**GIVEN REQUEST:**
Lines holding the string "Total" are the ones to copy; find them all in the data.

**INPUT:**
______

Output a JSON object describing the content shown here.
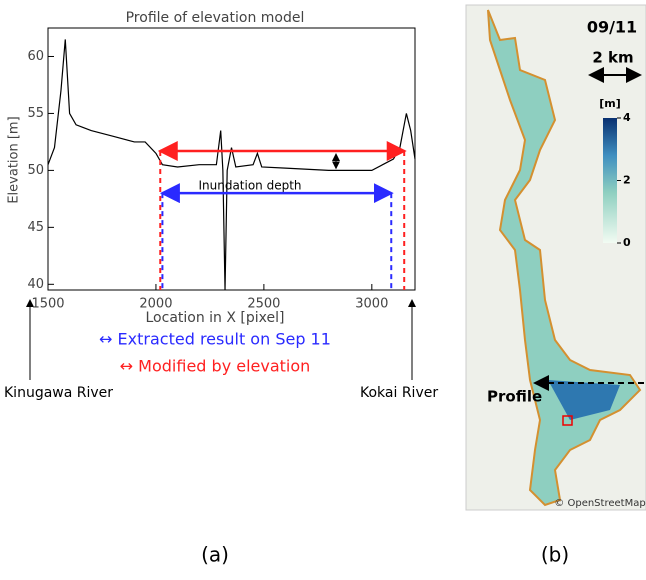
{
  "chart_data": {
    "type": "line",
    "title": "Profile of elevation model",
    "x_label": "Location in X [pixel]",
    "y_label": "Elevation [m]",
    "xlim": [
      1500,
      3200
    ],
    "ylim": [
      39.5,
      62.5
    ],
    "xticks": [
      1500,
      2000,
      2500,
      3000
    ],
    "yticks": [
      40,
      45,
      50,
      55,
      60
    ],
    "series": [
      {
        "color": "#000000",
        "x": [
          1500,
          1530,
          1560,
          1580,
          1600,
          1630,
          1700,
          1800,
          1900,
          1950,
          2000,
          2030,
          2100,
          2200,
          2280,
          2300,
          2310,
          2320,
          2330,
          2350,
          2370,
          2450,
          2470,
          2490,
          2600,
          2800,
          3000,
          3050,
          3100,
          3130,
          3160,
          3180,
          3200
        ],
        "values": [
          50.5,
          52,
          57,
          61.5,
          55,
          54,
          53.5,
          53,
          52.5,
          52.5,
          51.5,
          50.5,
          50.3,
          50.5,
          50.5,
          53.5,
          50,
          39.5,
          50,
          52,
          50.3,
          50.5,
          51.5,
          50.3,
          50.2,
          50,
          50,
          50.5,
          51,
          52,
          55,
          53.5,
          51
        ]
      }
    ],
    "ranges": [
      {
        "name": "↔ Extracted result on Sep 11",
        "color": "#2a2aff",
        "x": [
          2030,
          3090
        ],
        "y": 48
      },
      {
        "name": "↔ Modified by elevation",
        "color": "#ff2020",
        "x": [
          2020,
          3150
        ],
        "y": 51.7
      }
    ],
    "annotation": "Inundation depth",
    "left_label": "Kinugawa River",
    "right_label": "Kokai River",
    "panel_label": "(a)"
  },
  "map": {
    "date": "09/11",
    "scale": "2 km",
    "unit": "[m]",
    "colorbar_ticks": [
      4,
      2,
      0
    ],
    "colorbar_lim": [
      0,
      4
    ],
    "profile": "Profile",
    "credit": "© OpenStreetMap",
    "panel_label": "(b)"
  }
}
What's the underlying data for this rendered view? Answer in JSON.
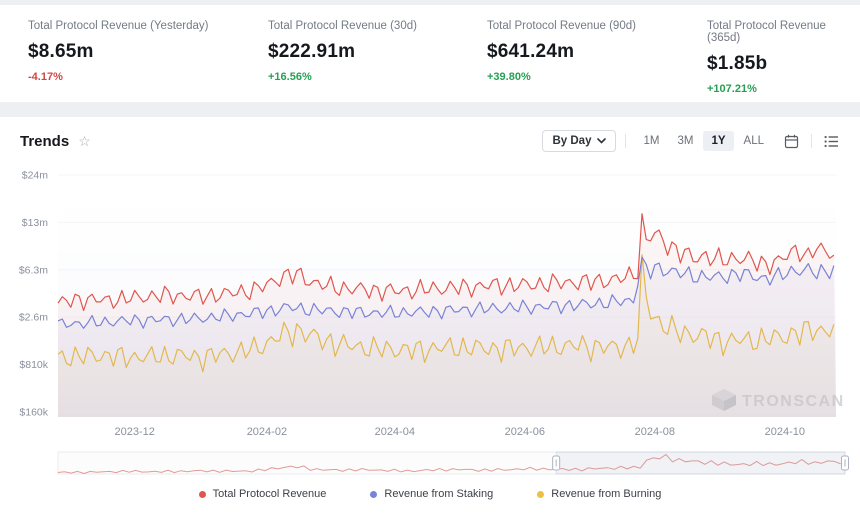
{
  "stats": {
    "colors": {
      "up": "#27a054",
      "down": "#d24545"
    },
    "cards": [
      {
        "label": "Total Protocol Revenue (Yesterday)",
        "value": "$8.65m",
        "delta": "-4.17%",
        "direction": "down"
      },
      {
        "label": "Total Protocol Revenue (30d)",
        "value": "$222.91m",
        "delta": "+16.56%",
        "direction": "up"
      },
      {
        "label": "Total Protocol Revenue (90d)",
        "value": "$641.24m",
        "delta": "+39.80%",
        "direction": "up"
      },
      {
        "label": "Total Protocol Revenue (365d)",
        "value": "$1.85b",
        "delta": "+107.21%",
        "direction": "up"
      }
    ]
  },
  "trends": {
    "title": "Trends",
    "watermark": "TRONSCAN",
    "controls": {
      "group_by": "By Day",
      "ranges": [
        "1M",
        "3M",
        "1Y",
        "ALL"
      ],
      "active_range": "1Y"
    }
  },
  "chart_data": {
    "type": "line",
    "title": "Trends",
    "y_scale": "fourth-root",
    "y_tick_labels": [
      "$24m",
      "$13m",
      "$6.3m",
      "$2.6m",
      "$810k",
      "$160k"
    ],
    "y_tick_values_musd": [
      24,
      13,
      6.3,
      2.6,
      0.81,
      0.16
    ],
    "x_tick_labels": [
      "2023-12",
      "2024-02",
      "2024-04",
      "2024-06",
      "2024-08",
      "2024-10"
    ],
    "x_tick_days": [
      36,
      98,
      158,
      219,
      280,
      341
    ],
    "x_range_days": [
      0,
      365
    ],
    "grid": false,
    "legend_position": "bottom",
    "navigator": {
      "window_start_frac": 0.633,
      "window_end_frac": 1.0
    },
    "series": [
      {
        "name": "Total Protocol Revenue",
        "color": "#df564e",
        "weekly_amplitude": 0.13,
        "noise": 0.05,
        "phase": 0,
        "trend_musd": [
          [
            0,
            3.4
          ],
          [
            10,
            3.7
          ],
          [
            22,
            3.6
          ],
          [
            36,
            3.8
          ],
          [
            50,
            4.0
          ],
          [
            67,
            3.9
          ],
          [
            80,
            4.1
          ],
          [
            92,
            4.4
          ],
          [
            98,
            4.8
          ],
          [
            105,
            5.6
          ],
          [
            112,
            5.8
          ],
          [
            120,
            5.0
          ],
          [
            130,
            4.6
          ],
          [
            145,
            4.4
          ],
          [
            160,
            4.3
          ],
          [
            175,
            4.5
          ],
          [
            190,
            4.6
          ],
          [
            205,
            4.8
          ],
          [
            220,
            4.8
          ],
          [
            235,
            5.0
          ],
          [
            250,
            5.1
          ],
          [
            262,
            5.3
          ],
          [
            268,
            5.6
          ],
          [
            272,
            6.3
          ],
          [
            274,
            13.0
          ],
          [
            276,
            10.0
          ],
          [
            279,
            11.0
          ],
          [
            283,
            10.3
          ],
          [
            288,
            9.0
          ],
          [
            293,
            8.2
          ],
          [
            298,
            7.6
          ],
          [
            304,
            7.9
          ],
          [
            311,
            7.3
          ],
          [
            320,
            7.7
          ],
          [
            330,
            6.9
          ],
          [
            338,
            7.2
          ],
          [
            344,
            8.2
          ],
          [
            348,
            8.8
          ],
          [
            352,
            7.7
          ],
          [
            356,
            9.0
          ],
          [
            360,
            8.2
          ],
          [
            365,
            8.7
          ]
        ]
      },
      {
        "name": "Revenue from Staking",
        "color": "#7585dd",
        "weekly_amplitude": 0.11,
        "noise": 0.04,
        "phase": 0.2,
        "trend_musd": [
          [
            0,
            2.2
          ],
          [
            20,
            2.3
          ],
          [
            36,
            2.4
          ],
          [
            55,
            2.45
          ],
          [
            67,
            2.5
          ],
          [
            85,
            2.7
          ],
          [
            98,
            2.9
          ],
          [
            108,
            3.15
          ],
          [
            118,
            3.0
          ],
          [
            130,
            2.9
          ],
          [
            150,
            2.8
          ],
          [
            170,
            2.85
          ],
          [
            190,
            3.0
          ],
          [
            210,
            3.1
          ],
          [
            230,
            3.2
          ],
          [
            250,
            3.35
          ],
          [
            262,
            3.5
          ],
          [
            270,
            3.6
          ],
          [
            274,
            7.0
          ],
          [
            277,
            6.0
          ],
          [
            281,
            6.5
          ],
          [
            286,
            6.2
          ],
          [
            292,
            5.9
          ],
          [
            300,
            5.6
          ],
          [
            310,
            5.5
          ],
          [
            320,
            5.9
          ],
          [
            330,
            5.4
          ],
          [
            338,
            5.6
          ],
          [
            344,
            6.1
          ],
          [
            350,
            6.3
          ],
          [
            356,
            5.9
          ],
          [
            361,
            6.2
          ],
          [
            365,
            6.5
          ]
        ]
      },
      {
        "name": "Revenue from Burning",
        "color": "#e9c148",
        "weekly_amplitude": 0.22,
        "noise": 0.09,
        "phase": 0.5,
        "trend_musd": [
          [
            0,
            1.0
          ],
          [
            20,
            1.05
          ],
          [
            36,
            1.0
          ],
          [
            55,
            1.05
          ],
          [
            67,
            1.0
          ],
          [
            85,
            1.15
          ],
          [
            95,
            1.3
          ],
          [
            104,
            1.7
          ],
          [
            112,
            1.95
          ],
          [
            122,
            1.6
          ],
          [
            135,
            1.35
          ],
          [
            150,
            1.25
          ],
          [
            165,
            1.2
          ],
          [
            185,
            1.3
          ],
          [
            205,
            1.25
          ],
          [
            225,
            1.3
          ],
          [
            245,
            1.35
          ],
          [
            260,
            1.28
          ],
          [
            268,
            1.35
          ],
          [
            272,
            1.6
          ],
          [
            274,
            6.2
          ],
          [
            277,
            3.0
          ],
          [
            281,
            2.4
          ],
          [
            287,
            2.0
          ],
          [
            295,
            1.8
          ],
          [
            305,
            1.65
          ],
          [
            313,
            1.5
          ],
          [
            325,
            1.55
          ],
          [
            335,
            1.6
          ],
          [
            341,
            1.7
          ],
          [
            348,
            1.85
          ],
          [
            355,
            2.0
          ],
          [
            360,
            1.9
          ],
          [
            365,
            2.1
          ]
        ]
      }
    ]
  }
}
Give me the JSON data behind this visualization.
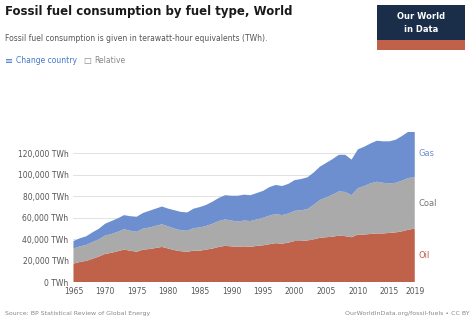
{
  "title": "Fossil fuel consumption by fuel type, World",
  "subtitle": "Fossil fuel consumption is given in terawatt-hour equivalents (TWh).",
  "source_left": "Source: BP Statistical Review of Global Energy",
  "source_right": "OurWorldInData.org/fossil-fuels • CC BY",
  "years": [
    1965,
    1966,
    1967,
    1968,
    1969,
    1970,
    1971,
    1972,
    1973,
    1974,
    1975,
    1976,
    1977,
    1978,
    1979,
    1980,
    1981,
    1982,
    1983,
    1984,
    1985,
    1986,
    1987,
    1988,
    1989,
    1990,
    1991,
    1992,
    1993,
    1994,
    1995,
    1996,
    1997,
    1998,
    1999,
    2000,
    2001,
    2002,
    2003,
    2004,
    2005,
    2006,
    2007,
    2008,
    2009,
    2010,
    2011,
    2012,
    2013,
    2014,
    2015,
    2016,
    2017,
    2018,
    2019
  ],
  "oil": [
    17500,
    19000,
    20000,
    22000,
    24000,
    26500,
    27500,
    29000,
    30500,
    29500,
    28500,
    30500,
    31000,
    32000,
    33000,
    31500,
    30000,
    29000,
    28500,
    29500,
    29500,
    30500,
    31500,
    33000,
    34000,
    33500,
    33000,
    33500,
    33000,
    34000,
    34500,
    35500,
    36500,
    36000,
    37000,
    38500,
    38500,
    39000,
    40000,
    41500,
    42000,
    42500,
    43500,
    43000,
    42000,
    44500,
    44500,
    45000,
    45500,
    45500,
    46000,
    46500,
    47500,
    49000,
    50000
  ],
  "coal": [
    14000,
    14500,
    14800,
    15500,
    16000,
    17000,
    17500,
    18000,
    19000,
    18500,
    18500,
    19500,
    20000,
    20500,
    21000,
    20500,
    20000,
    19500,
    19500,
    21000,
    21500,
    22000,
    23000,
    24000,
    24500,
    24000,
    23500,
    24000,
    24000,
    24500,
    25500,
    26500,
    27000,
    26500,
    27000,
    28000,
    28500,
    29000,
    32000,
    35000,
    37000,
    39000,
    41000,
    41000,
    39000,
    43000,
    45000,
    47000,
    48000,
    47000,
    46000,
    46000,
    47000,
    48000,
    47500
  ],
  "gas": [
    7000,
    7500,
    8000,
    9000,
    9800,
    11000,
    12000,
    12500,
    13000,
    13500,
    14000,
    14500,
    15500,
    16000,
    16500,
    16500,
    17000,
    17000,
    17000,
    18000,
    19000,
    19500,
    20500,
    21500,
    22500,
    23000,
    24000,
    24000,
    24000,
    24500,
    25000,
    26500,
    27000,
    27000,
    27500,
    28500,
    29000,
    29500,
    30000,
    31000,
    32000,
    33000,
    34000,
    34500,
    33000,
    36000,
    36500,
    37000,
    38000,
    38500,
    39000,
    40000,
    41500,
    43000,
    43500
  ],
  "oil_color": "#c0614a",
  "coal_color": "#aaaaaa",
  "gas_color": "#6e8fcf",
  "background_color": "#ffffff",
  "grid_color": "#dddddd",
  "title_color": "#1a1a1a",
  "subtitle_color": "#555555",
  "source_color": "#888888",
  "tick_color": "#555555",
  "owid_box_bg": "#1a2e4a",
  "owid_box_accent": "#c0614a",
  "ylim": [
    0,
    140000
  ],
  "yticks": [
    0,
    20000,
    40000,
    60000,
    80000,
    100000,
    120000
  ],
  "ytick_labels": [
    "0 TWh",
    "20,000 TWh",
    "40,000 TWh",
    "60,000 TWh",
    "80,000 TWh",
    "100,000 TWh",
    "120,000 TWh"
  ],
  "xticks": [
    1965,
    1970,
    1975,
    1980,
    1985,
    1990,
    1995,
    2000,
    2005,
    2010,
    2015,
    2019
  ]
}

______

**CORRECT RESULT:**
        "label": "Total Protocol Revenue (Yesterday)",
        "label": "Total Protocol Revenue (30d)",
        "label": "Total Protocol Revenue (90d)",
        "label": "Total Protocol Revenue (365d)",
        "name": "Total Protocol Revenue",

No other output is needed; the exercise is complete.